-- Begin TASK INPUT --
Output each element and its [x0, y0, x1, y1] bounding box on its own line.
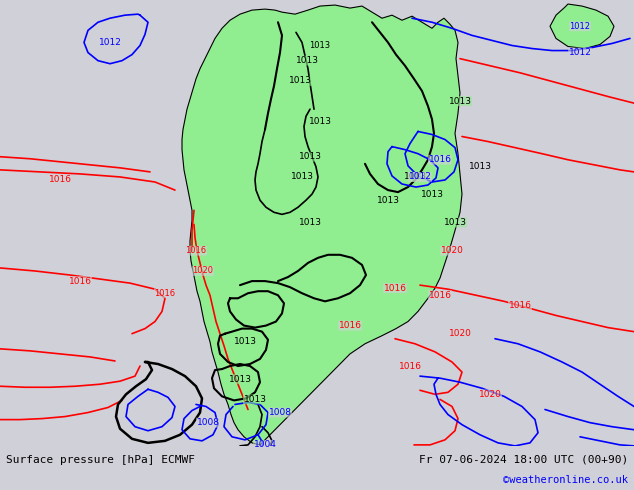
Polygon shape: [550, 4, 614, 49]
Text: 1016: 1016: [429, 155, 451, 164]
Text: 1020: 1020: [441, 246, 463, 255]
Text: 1013: 1013: [243, 395, 266, 404]
Text: 1012: 1012: [98, 38, 122, 47]
Text: 1013: 1013: [228, 375, 252, 384]
Text: 1013: 1013: [469, 162, 491, 171]
Text: Surface pressure [hPa] ECMWF: Surface pressure [hPa] ECMWF: [6, 455, 195, 465]
Text: 1020: 1020: [193, 267, 214, 275]
Text: 1013: 1013: [309, 41, 330, 50]
Text: 1016: 1016: [48, 175, 72, 184]
Text: 1016: 1016: [185, 246, 207, 255]
Text: 1016: 1016: [68, 276, 91, 286]
Text: 1013: 1013: [290, 172, 313, 181]
Text: 1016: 1016: [384, 284, 406, 293]
Text: Fr 07-06-2024 18:00 UTC (00+90): Fr 07-06-2024 18:00 UTC (00+90): [418, 455, 628, 465]
Text: 1020: 1020: [449, 329, 472, 338]
Text: 1008: 1008: [269, 408, 292, 417]
Text: 1013: 1013: [403, 172, 427, 181]
Text: 1016: 1016: [155, 289, 176, 298]
Text: 1012: 1012: [569, 22, 590, 31]
Text: 1013: 1013: [299, 152, 321, 161]
Text: 1020: 1020: [479, 390, 501, 399]
Text: 1008: 1008: [197, 418, 219, 427]
Text: 1016: 1016: [429, 291, 451, 300]
Text: 1013: 1013: [420, 190, 444, 198]
Text: ©weatheronline.co.uk: ©weatheronline.co.uk: [503, 475, 628, 485]
Text: 1013: 1013: [288, 76, 311, 85]
Text: 1013: 1013: [309, 117, 332, 126]
Text: 1012: 1012: [569, 48, 592, 57]
Text: 1013: 1013: [448, 97, 472, 106]
Text: 1013: 1013: [377, 196, 399, 205]
Text: 1013: 1013: [233, 337, 257, 346]
Text: 1016: 1016: [339, 321, 361, 330]
Polygon shape: [182, 5, 462, 445]
Text: 1013: 1013: [299, 218, 321, 227]
Text: 1012: 1012: [408, 172, 432, 181]
Text: 1013: 1013: [444, 218, 467, 227]
Text: 1013: 1013: [295, 56, 318, 65]
Text: 1004: 1004: [254, 441, 276, 449]
Text: 1016: 1016: [399, 362, 422, 370]
Text: 1016: 1016: [508, 301, 531, 310]
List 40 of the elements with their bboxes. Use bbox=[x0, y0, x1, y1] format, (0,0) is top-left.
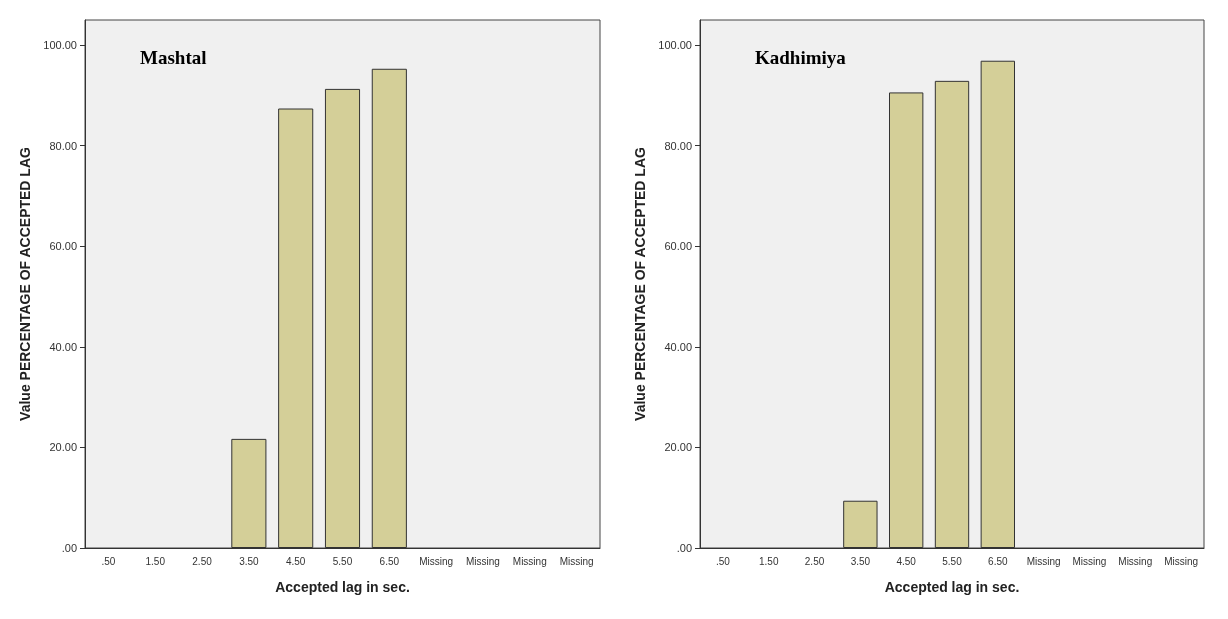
x-tick-label: Missing bbox=[1072, 555, 1107, 567]
x-tick-label: 3.50 bbox=[850, 555, 871, 567]
x-tick-label: Missing bbox=[559, 555, 594, 567]
y-tick-label: 60.00 bbox=[664, 240, 692, 253]
x-tick-label: 1.50 bbox=[758, 555, 779, 567]
y-tick-label: 40.00 bbox=[664, 340, 692, 353]
x-tick-label: 1.50 bbox=[145, 555, 166, 567]
y-tick-label: 20.00 bbox=[49, 441, 77, 454]
x-tick-label: 5.50 bbox=[332, 555, 353, 567]
y-tick-label: 100.00 bbox=[43, 39, 77, 52]
x-tick-label: 4.50 bbox=[285, 555, 306, 567]
text: Mashtal bbox=[140, 47, 207, 68]
x-axis-title: Accepted lag in sec. bbox=[884, 579, 1020, 595]
x-tick-label: 5.50 bbox=[942, 555, 963, 567]
y-tick-label: 40.00 bbox=[49, 340, 77, 353]
x-tick-label: Missing bbox=[512, 555, 547, 567]
x-tick-label: .50 bbox=[715, 555, 731, 567]
x-tick-label: 3.50 bbox=[239, 555, 260, 567]
y-axis-title: Value PERCENTAGE OF ACCEPTED LAG bbox=[17, 146, 34, 421]
x-tick-label: 6.50 bbox=[988, 555, 1008, 567]
y-tick-label: 20.00 bbox=[664, 441, 692, 454]
x-tick-label: Missing bbox=[1164, 555, 1199, 567]
x-tick-label: 2.50 bbox=[192, 555, 213, 567]
y-tick-label: 80.00 bbox=[49, 139, 77, 152]
y-tick-label: 60.00 bbox=[49, 240, 77, 253]
x-tick-label: .50 bbox=[101, 555, 116, 567]
x-tick-label: Missing bbox=[419, 555, 454, 567]
y-tick-label: .00 bbox=[61, 542, 77, 554]
y-tick-label: 100.00 bbox=[658, 39, 692, 52]
x-tick-label: 4.50 bbox=[896, 555, 917, 567]
x-tick-label: 2.50 bbox=[804, 555, 825, 567]
y-axis-title: Value PERCENTAGE OF ACCEPTED LAG bbox=[632, 146, 649, 421]
x-tick-label: Missing bbox=[466, 555, 500, 567]
x-tick-label: Missing bbox=[1026, 555, 1061, 567]
x-tick-label: 6.50 bbox=[379, 555, 400, 567]
y-tick-label: 80.00 bbox=[664, 139, 692, 152]
y-tick-label: .00 bbox=[676, 542, 692, 554]
text: Kadhimiya bbox=[755, 47, 847, 68]
x-tick-label: Missing bbox=[1118, 555, 1153, 567]
x-axis-title: Accepted lag in sec. bbox=[275, 579, 410, 595]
-- End TASK INPUT --
▶ **TO BE DONE**:
Reproduce all of the lines above exactly, without the pictures.

▶ **SOLVED PROBLEM**:
Output each element and its [x0, y0, x1, y1] bounding box on its own line.
Polygon shape: [550, 4, 614, 49]
Text: 1016: 1016: [429, 155, 451, 164]
Text: 1020: 1020: [441, 246, 463, 255]
Text: 1013: 1013: [243, 395, 266, 404]
Text: 1012: 1012: [98, 38, 122, 47]
Text: 1013: 1013: [228, 375, 252, 384]
Text: 1013: 1013: [469, 162, 491, 171]
Text: Surface pressure [hPa] ECMWF: Surface pressure [hPa] ECMWF: [6, 455, 195, 465]
Text: 1020: 1020: [193, 267, 214, 275]
Text: 1013: 1013: [309, 41, 330, 50]
Text: 1016: 1016: [48, 175, 72, 184]
Text: 1016: 1016: [185, 246, 207, 255]
Text: 1016: 1016: [68, 276, 91, 286]
Text: 1013: 1013: [290, 172, 313, 181]
Text: 1016: 1016: [384, 284, 406, 293]
Text: Fr 07-06-2024 18:00 UTC (00+90): Fr 07-06-2024 18:00 UTC (00+90): [418, 455, 628, 465]
Text: 1020: 1020: [449, 329, 472, 338]
Text: 1008: 1008: [269, 408, 292, 417]
Text: 1013: 1013: [403, 172, 427, 181]
Text: 1016: 1016: [155, 289, 176, 298]
Text: 1012: 1012: [569, 22, 590, 31]
Text: 1013: 1013: [299, 152, 321, 161]
Text: 1020: 1020: [479, 390, 501, 399]
Text: 1008: 1008: [197, 418, 219, 427]
Text: 1016: 1016: [429, 291, 451, 300]
Text: 1013: 1013: [420, 190, 444, 198]
Text: ©weatheronline.co.uk: ©weatheronline.co.uk: [503, 475, 628, 485]
Text: 1013: 1013: [288, 76, 311, 85]
Text: 1013: 1013: [309, 117, 332, 126]
Text: 1012: 1012: [569, 48, 592, 57]
Text: 1013: 1013: [448, 97, 472, 106]
Text: 1013: 1013: [377, 196, 399, 205]
Text: 1013: 1013: [233, 337, 257, 346]
Text: 1016: 1016: [339, 321, 361, 330]
Polygon shape: [182, 5, 462, 445]
Text: 1013: 1013: [299, 218, 321, 227]
Text: 1012: 1012: [408, 172, 432, 181]
Text: 1013: 1013: [444, 218, 467, 227]
Text: 1013: 1013: [295, 56, 318, 65]
Text: 1004: 1004: [254, 441, 276, 449]
Text: 1016: 1016: [399, 362, 422, 370]
Text: 1016: 1016: [508, 301, 531, 310]
List 40 of the elements with their bboxes. Use bbox=[x0, y0, x1, y1] format, (0,0) is top-left.
x-tick-label: Missing bbox=[1072, 555, 1107, 567]
x-tick-label: 3.50 bbox=[850, 555, 871, 567]
x-tick-label: Missing bbox=[559, 555, 594, 567]
y-tick-label: 60.00 bbox=[664, 240, 692, 253]
x-tick-label: 1.50 bbox=[758, 555, 779, 567]
y-tick-label: 40.00 bbox=[664, 340, 692, 353]
x-tick-label: 1.50 bbox=[145, 555, 166, 567]
y-tick-label: 20.00 bbox=[49, 441, 77, 454]
x-tick-label: 5.50 bbox=[332, 555, 353, 567]
y-tick-label: 100.00 bbox=[43, 39, 77, 52]
x-tick-label: 4.50 bbox=[285, 555, 306, 567]
text: Mashtal bbox=[140, 47, 207, 68]
x-axis-title: Accepted lag in sec. bbox=[884, 579, 1020, 595]
x-tick-label: 5.50 bbox=[942, 555, 963, 567]
y-tick-label: 40.00 bbox=[49, 340, 77, 353]
x-tick-label: Missing bbox=[512, 555, 547, 567]
x-tick-label: .50 bbox=[715, 555, 731, 567]
x-tick-label: 3.50 bbox=[239, 555, 260, 567]
y-axis-title: Value PERCENTAGE OF ACCEPTED LAG bbox=[17, 146, 34, 421]
x-tick-label: 6.50 bbox=[988, 555, 1008, 567]
y-tick-label: 20.00 bbox=[664, 441, 692, 454]
x-tick-label: Missing bbox=[1164, 555, 1199, 567]
x-tick-label: 2.50 bbox=[192, 555, 213, 567]
y-tick-label: 80.00 bbox=[49, 139, 77, 152]
y-tick-label: 60.00 bbox=[49, 240, 77, 253]
x-tick-label: .50 bbox=[101, 555, 116, 567]
x-tick-label: Missing bbox=[419, 555, 454, 567]
y-tick-label: .00 bbox=[61, 542, 77, 554]
y-tick-label: 100.00 bbox=[658, 39, 692, 52]
x-tick-label: 4.50 bbox=[896, 555, 917, 567]
x-tick-label: 2.50 bbox=[804, 555, 825, 567]
y-axis-title: Value PERCENTAGE OF ACCEPTED LAG bbox=[632, 146, 649, 421]
x-tick-label: Missing bbox=[466, 555, 500, 567]
x-tick-label: Missing bbox=[1026, 555, 1061, 567]
x-tick-label: 6.50 bbox=[379, 555, 400, 567]
y-tick-label: 80.00 bbox=[664, 139, 692, 152]
y-tick-label: .00 bbox=[676, 542, 692, 554]
text: Kadhimiya bbox=[755, 47, 847, 68]
x-tick-label: Missing bbox=[1118, 555, 1153, 567]
x-axis-title: Accepted lag in sec. bbox=[275, 579, 410, 595]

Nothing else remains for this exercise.